### Goal of the exercise:
Pictures stay out of your copy, but everything else in the records below must be repeated exactly.

[begin Material provided]

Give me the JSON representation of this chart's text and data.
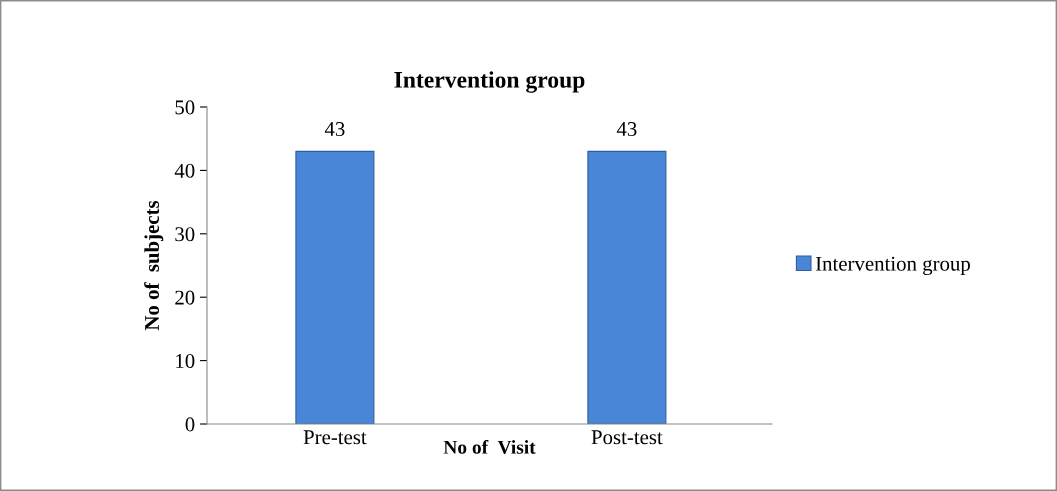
{
  "chart_data": {
    "type": "bar",
    "title": "Intervention group",
    "xlabel": "No of  Visit",
    "ylabel": "No of  subjects",
    "categories": [
      "Pre-test",
      "Post-test"
    ],
    "series": [
      {
        "name": "Intervention group",
        "color": "#4a86d8",
        "values": [
          43,
          43
        ]
      }
    ],
    "ylim": [
      0,
      50
    ],
    "yticks": [
      0,
      10,
      20,
      30,
      40,
      50
    ],
    "data_labels": true,
    "legend": "right",
    "grid": false
  }
}
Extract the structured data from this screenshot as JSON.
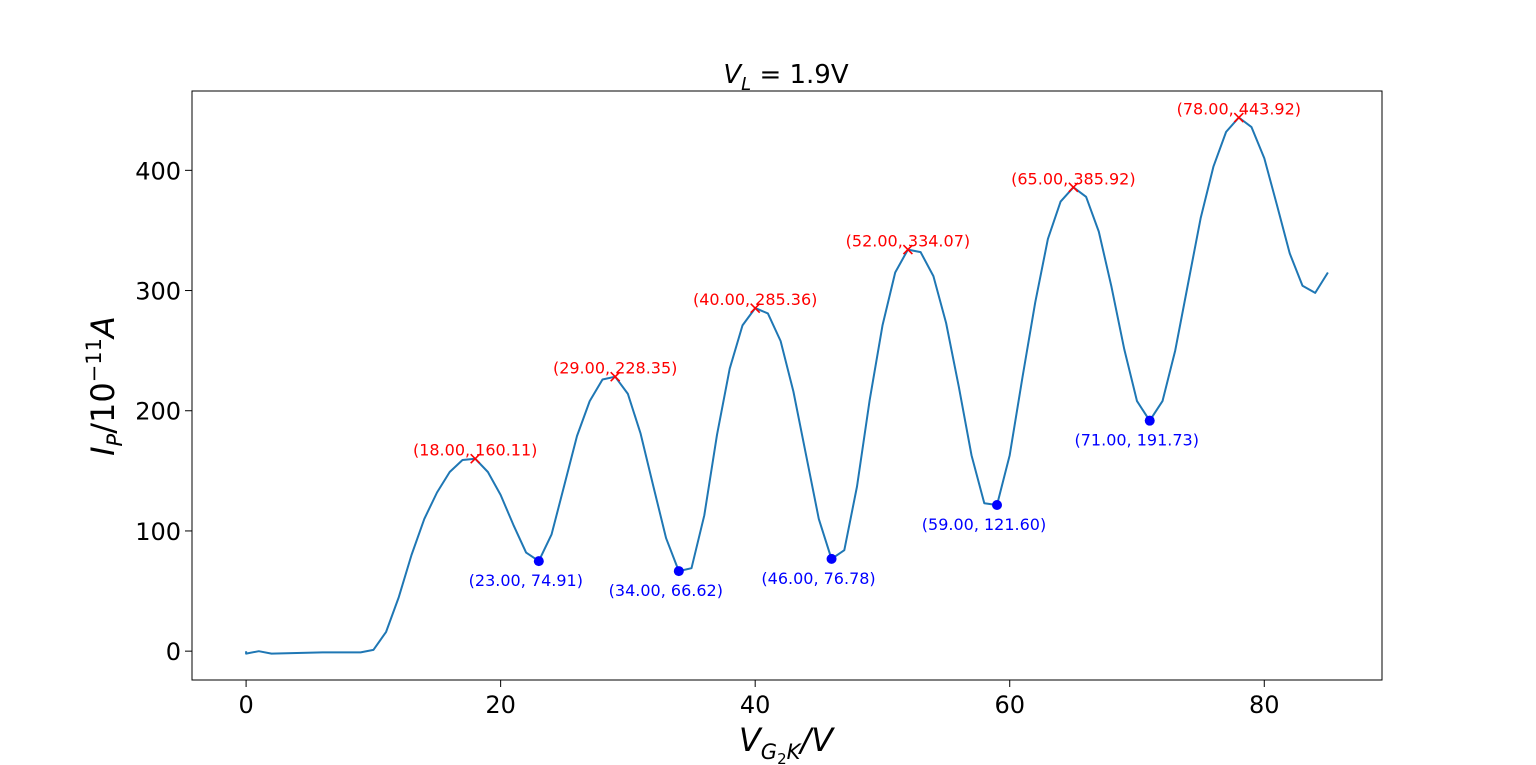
{
  "chart_data": {
    "type": "line",
    "title": "V_L = 1.9V",
    "title_parts": {
      "main": "V",
      "sub": "L",
      "rest": " = 1.9V"
    },
    "xlabel": "V_{G_2K}/V",
    "xlabel_parts": {
      "main": "V",
      "sub": "G",
      "subsub": "2",
      "sub2": "K",
      "rest": "/V"
    },
    "ylabel": "I_P/10^{-11}A",
    "ylabel_parts": {
      "main": "I",
      "sub": "P",
      "mid": "/10",
      "sup": "−11",
      "rest": "A"
    },
    "xlim": [
      -4.25,
      89.25
    ],
    "ylim": [
      -24,
      466
    ],
    "xticks": [
      0,
      20,
      40,
      60,
      80
    ],
    "xtick_labels": [
      "0",
      "20",
      "40",
      "60",
      "80"
    ],
    "yticks": [
      0,
      100,
      200,
      300,
      400
    ],
    "ytick_labels": [
      "0",
      "100",
      "200",
      "300",
      "400"
    ],
    "grid": false,
    "line_color": "#1f77b4",
    "peak_color": "#ff0000",
    "valley_color": "#0000ff",
    "series": [
      {
        "x": [
          0,
          0,
          1,
          2,
          4,
          6,
          8,
          9,
          10,
          11,
          12,
          13,
          14,
          15,
          16,
          17,
          18,
          19,
          20,
          21,
          22,
          23,
          24,
          25,
          26,
          27,
          28,
          29,
          30,
          31,
          32,
          33,
          34,
          35,
          36,
          37,
          38,
          39,
          40,
          41,
          42,
          43,
          44,
          45,
          46,
          47,
          48,
          49,
          50,
          51,
          52,
          53,
          54,
          55,
          56,
          57,
          58,
          59,
          60,
          61,
          62,
          63,
          64,
          65,
          66,
          67,
          68,
          69,
          70,
          71,
          72,
          73,
          74,
          75,
          76,
          77,
          78,
          79,
          80,
          81,
          82,
          83,
          84,
          85
        ],
        "y": [
          0,
          -2,
          0,
          -2,
          -1.5,
          -1,
          -1,
          -1,
          1,
          16,
          45,
          80,
          110,
          132,
          149,
          159,
          160.11,
          149,
          130,
          105,
          82,
          74.91,
          97,
          138,
          179,
          208,
          226,
          228.35,
          214,
          181,
          137,
          94,
          66.62,
          69,
          113,
          180,
          235,
          271,
          285.36,
          281,
          258,
          216,
          163,
          110,
          76.78,
          84,
          137,
          209,
          271,
          315,
          334.07,
          332,
          312,
          273,
          220,
          163,
          123,
          121.6,
          163,
          228,
          290,
          343,
          374,
          385.92,
          378,
          349,
          303,
          251,
          208,
          191.73,
          208,
          250,
          305,
          360,
          403,
          432,
          443.92,
          436,
          410,
          371,
          331,
          304,
          298,
          315
        ]
      }
    ],
    "peaks": [
      {
        "x": 18,
        "y": 160.11,
        "label": "(18.00, 160.11)"
      },
      {
        "x": 29,
        "y": 228.35,
        "label": "(29.00, 228.35)"
      },
      {
        "x": 40,
        "y": 285.36,
        "label": "(40.00, 285.36)"
      },
      {
        "x": 52,
        "y": 334.07,
        "label": "(52.00, 334.07)"
      },
      {
        "x": 65,
        "y": 385.92,
        "label": "(65.00, 385.92)"
      },
      {
        "x": 78,
        "y": 443.92,
        "label": "(78.00, 443.92)"
      }
    ],
    "valleys": [
      {
        "x": 23,
        "y": 74.91,
        "label": "(23.00, 74.91)"
      },
      {
        "x": 34,
        "y": 66.62,
        "label": "(34.00, 66.62)"
      },
      {
        "x": 46,
        "y": 76.78,
        "label": "(46.00, 76.78)"
      },
      {
        "x": 59,
        "y": 121.6,
        "label": "(59.00, 121.60)"
      },
      {
        "x": 71,
        "y": 191.73,
        "label": "(71.00, 191.73)"
      }
    ]
  }
}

[end Material provided]

### Response for this exercise:
Give me the JSON representation of this chart's text and data.
{
  "chart_data": {
    "type": "bar",
    "title": "Intervention group",
    "xlabel": "No of  Visit",
    "ylabel": "No of  subjects",
    "categories": [
      "Pre-test",
      "Post-test"
    ],
    "series": [
      {
        "name": "Intervention group",
        "color": "#4a86d8",
        "values": [
          43,
          43
        ]
      }
    ],
    "ylim": [
      0,
      50
    ],
    "yticks": [
      0,
      10,
      20,
      30,
      40,
      50
    ],
    "data_labels": true,
    "legend": "right",
    "grid": false
  }
}
Extract the structured data from this screenshot as JSON.
{
  "chart_data": {
    "type": "line",
    "title": "V_L = 1.9V",
    "title_parts": {
      "main": "V",
      "sub": "L",
      "rest": " = 1.9V"
    },
    "xlabel": "V_{G_2K}/V",
    "xlabel_parts": {
      "main": "V",
      "sub": "G",
      "subsub": "2",
      "sub2": "K",
      "rest": "/V"
    },
    "ylabel": "I_P/10^{-11}A",
    "ylabel_parts": {
      "main": "I",
      "sub": "P",
      "mid": "/10",
      "sup": "−11",
      "rest": "A"
    },
    "xlim": [
      -4.25,
      89.25
    ],
    "ylim": [
      -24,
      466
    ],
    "xticks": [
      0,
      20,
      40,
      60,
      80
    ],
    "xtick_labels": [
      "0",
      "20",
      "40",
      "60",
      "80"
    ],
    "yticks": [
      0,
      100,
      200,
      300,
      400
    ],
    "ytick_labels": [
      "0",
      "100",
      "200",
      "300",
      "400"
    ],
    "grid": false,
    "line_color": "#1f77b4",
    "peak_color": "#ff0000",
    "valley_color": "#0000ff",
    "series": [
      {
        "x": [
          0,
          0,
          1,
          2,
          4,
          6,
          8,
          9,
          10,
          11,
          12,
          13,
          14,
          15,
          16,
          17,
          18,
          19,
          20,
          21,
          22,
          23,
          24,
          25,
          26,
          27,
          28,
          29,
          30,
          31,
          32,
          33,
          34,
          35,
          36,
          37,
          38,
          39,
          40,
          41,
          42,
          43,
          44,
          45,
          46,
          47,
          48,
          49,
          50,
          51,
          52,
          53,
          54,
          55,
          56,
          57,
          58,
          59,
          60,
          61,
          62,
          63,
          64,
          65,
          66,
          67,
          68,
          69,
          70,
          71,
          72,
          73,
          74,
          75,
          76,
          77,
          78,
          79,
          80,
          81,
          82,
          83,
          84,
          85
        ],
        "y": [
          0,
          -2,
          0,
          -2,
          -1.5,
          -1,
          -1,
          -1,
          1,
          16,
          45,
          80,
          110,
          132,
          149,
          159,
          160.11,
          149,
          130,
          105,
          82,
          74.91,
          97,
          138,
          179,
          208,
          226,
          228.35,
          214,
          181,
          137,
          94,
          66.62,
          69,
          113,
          180,
          235,
          271,
          285.36,
          281,
          258,
          216,
          163,
          110,
          76.78,
          84,
          137,
          209,
          271,
          315,
          334.07,
          332,
          312,
          273,
          220,
          163,
          123,
          121.6,
          163,
          228,
          290,
          343,
          374,
          385.92,
          378,
          349,
          303,
          251,
          208,
          191.73,
          208,
          250,
          305,
          360,
          403,
          432,
          443.92,
          436,
          410,
          371,
          331,
          304,
          298,
          315
        ]
      }
    ],
    "peaks": [
      {
        "x": 18,
        "y": 160.11,
        "label": "(18.00, 160.11)"
      },
      {
        "x": 29,
        "y": 228.35,
        "label": "(29.00, 228.35)"
      },
      {
        "x": 40,
        "y": 285.36,
        "label": "(40.00, 285.36)"
      },
      {
        "x": 52,
        "y": 334.07,
        "label": "(52.00, 334.07)"
      },
      {
        "x": 65,
        "y": 385.92,
        "label": "(65.00, 385.92)"
      },
      {
        "x": 78,
        "y": 443.92,
        "label": "(78.00, 443.92)"
      }
    ],
    "valleys": [
      {
        "x": 23,
        "y": 74.91,
        "label": "(23.00, 74.91)"
      },
      {
        "x": 34,
        "y": 66.62,
        "label": "(34.00, 66.62)"
      },
      {
        "x": 46,
        "y": 76.78,
        "label": "(46.00, 76.78)"
      },
      {
        "x": 59,
        "y": 121.6,
        "label": "(59.00, 121.60)"
      },
      {
        "x": 71,
        "y": 191.73,
        "label": "(71.00, 191.73)"
      }
    ]
  }
}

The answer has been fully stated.